-- START EXCERPTED RECORDS --

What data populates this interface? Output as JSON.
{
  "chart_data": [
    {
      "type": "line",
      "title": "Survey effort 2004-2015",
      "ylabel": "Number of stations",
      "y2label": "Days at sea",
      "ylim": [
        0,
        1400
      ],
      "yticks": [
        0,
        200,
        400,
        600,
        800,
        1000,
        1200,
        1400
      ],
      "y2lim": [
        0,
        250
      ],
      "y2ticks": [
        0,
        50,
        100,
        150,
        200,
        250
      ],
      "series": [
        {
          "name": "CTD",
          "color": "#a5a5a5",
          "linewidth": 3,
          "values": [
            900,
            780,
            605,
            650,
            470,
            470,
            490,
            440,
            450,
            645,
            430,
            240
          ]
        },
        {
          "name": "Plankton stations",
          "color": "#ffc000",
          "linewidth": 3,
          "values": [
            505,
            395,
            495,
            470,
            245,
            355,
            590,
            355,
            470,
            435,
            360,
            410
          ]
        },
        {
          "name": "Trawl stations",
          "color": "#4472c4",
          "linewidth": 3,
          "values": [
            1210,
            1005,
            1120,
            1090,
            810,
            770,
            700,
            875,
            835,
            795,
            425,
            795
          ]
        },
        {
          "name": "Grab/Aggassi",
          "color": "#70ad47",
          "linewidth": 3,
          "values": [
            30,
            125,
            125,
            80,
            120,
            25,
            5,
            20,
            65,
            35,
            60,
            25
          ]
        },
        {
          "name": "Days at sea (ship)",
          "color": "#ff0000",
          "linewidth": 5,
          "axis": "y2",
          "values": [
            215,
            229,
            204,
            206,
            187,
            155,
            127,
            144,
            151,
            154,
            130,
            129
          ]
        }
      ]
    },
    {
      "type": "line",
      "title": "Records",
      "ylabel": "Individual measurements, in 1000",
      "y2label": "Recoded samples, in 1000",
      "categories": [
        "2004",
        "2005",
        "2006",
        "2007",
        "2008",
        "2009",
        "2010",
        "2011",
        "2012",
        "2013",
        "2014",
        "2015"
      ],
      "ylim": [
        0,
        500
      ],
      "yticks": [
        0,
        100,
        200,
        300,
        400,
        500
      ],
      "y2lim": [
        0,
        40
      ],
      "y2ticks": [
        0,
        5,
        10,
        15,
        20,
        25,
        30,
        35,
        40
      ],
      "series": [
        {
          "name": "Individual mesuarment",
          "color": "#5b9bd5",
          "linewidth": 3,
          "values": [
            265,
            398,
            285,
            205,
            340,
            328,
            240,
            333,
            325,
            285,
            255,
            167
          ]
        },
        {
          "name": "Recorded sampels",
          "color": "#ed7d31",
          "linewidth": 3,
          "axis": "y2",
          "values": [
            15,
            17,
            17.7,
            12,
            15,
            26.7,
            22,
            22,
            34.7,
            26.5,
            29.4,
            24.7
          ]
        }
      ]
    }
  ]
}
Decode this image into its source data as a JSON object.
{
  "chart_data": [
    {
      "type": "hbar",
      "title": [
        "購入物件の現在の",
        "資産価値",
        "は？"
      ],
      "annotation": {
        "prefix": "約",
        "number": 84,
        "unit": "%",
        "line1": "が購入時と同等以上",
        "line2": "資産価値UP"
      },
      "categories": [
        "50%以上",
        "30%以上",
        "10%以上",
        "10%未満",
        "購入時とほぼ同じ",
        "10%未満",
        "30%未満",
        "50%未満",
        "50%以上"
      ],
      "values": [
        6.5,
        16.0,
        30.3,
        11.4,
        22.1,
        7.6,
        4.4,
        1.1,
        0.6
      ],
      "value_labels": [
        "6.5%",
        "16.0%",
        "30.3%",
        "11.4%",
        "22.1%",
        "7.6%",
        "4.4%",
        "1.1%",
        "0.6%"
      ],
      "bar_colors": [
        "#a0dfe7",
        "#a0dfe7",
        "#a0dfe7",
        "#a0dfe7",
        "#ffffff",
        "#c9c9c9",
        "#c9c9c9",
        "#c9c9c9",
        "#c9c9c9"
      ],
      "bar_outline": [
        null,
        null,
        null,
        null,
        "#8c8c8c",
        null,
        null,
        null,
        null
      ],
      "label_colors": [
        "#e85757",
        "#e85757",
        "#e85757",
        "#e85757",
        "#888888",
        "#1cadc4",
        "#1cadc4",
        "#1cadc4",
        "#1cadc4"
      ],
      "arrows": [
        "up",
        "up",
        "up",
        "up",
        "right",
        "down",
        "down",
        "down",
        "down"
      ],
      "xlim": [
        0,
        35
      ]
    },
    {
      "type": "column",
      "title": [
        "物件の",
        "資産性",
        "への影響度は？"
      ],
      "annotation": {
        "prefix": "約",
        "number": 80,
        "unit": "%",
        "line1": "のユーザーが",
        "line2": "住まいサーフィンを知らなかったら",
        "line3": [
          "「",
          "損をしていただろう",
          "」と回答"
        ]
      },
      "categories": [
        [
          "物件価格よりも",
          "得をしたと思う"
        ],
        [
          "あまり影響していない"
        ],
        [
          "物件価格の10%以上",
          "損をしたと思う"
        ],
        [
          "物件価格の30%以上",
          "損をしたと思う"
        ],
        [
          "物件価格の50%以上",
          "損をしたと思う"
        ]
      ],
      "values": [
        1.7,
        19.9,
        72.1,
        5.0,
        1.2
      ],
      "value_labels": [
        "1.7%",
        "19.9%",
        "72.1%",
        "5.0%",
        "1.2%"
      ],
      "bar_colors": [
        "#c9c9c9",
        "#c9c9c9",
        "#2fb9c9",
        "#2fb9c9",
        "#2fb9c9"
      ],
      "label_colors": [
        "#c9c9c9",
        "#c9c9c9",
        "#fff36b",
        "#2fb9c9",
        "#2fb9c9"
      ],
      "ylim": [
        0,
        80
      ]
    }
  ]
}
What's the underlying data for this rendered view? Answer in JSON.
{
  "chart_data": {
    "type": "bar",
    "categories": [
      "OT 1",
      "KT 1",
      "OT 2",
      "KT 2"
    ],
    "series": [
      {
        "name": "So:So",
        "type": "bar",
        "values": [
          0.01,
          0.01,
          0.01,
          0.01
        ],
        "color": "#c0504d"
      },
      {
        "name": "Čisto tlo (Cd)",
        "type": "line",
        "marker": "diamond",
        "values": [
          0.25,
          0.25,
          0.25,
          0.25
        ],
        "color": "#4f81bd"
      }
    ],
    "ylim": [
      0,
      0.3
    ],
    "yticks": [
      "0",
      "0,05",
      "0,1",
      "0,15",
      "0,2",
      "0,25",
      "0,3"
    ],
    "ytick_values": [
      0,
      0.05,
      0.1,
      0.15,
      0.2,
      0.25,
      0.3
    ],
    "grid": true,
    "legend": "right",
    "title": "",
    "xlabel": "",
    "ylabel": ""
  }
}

-- END EXCERPTED RECORDS --

● EXERCISE BRIEF:
Write out every line from the entries where "stations" appears.

● RESULT BELOW:
      "ylabel": "Number of stations",
          "name": "Plankton stations",
          "name": "Trawl stations",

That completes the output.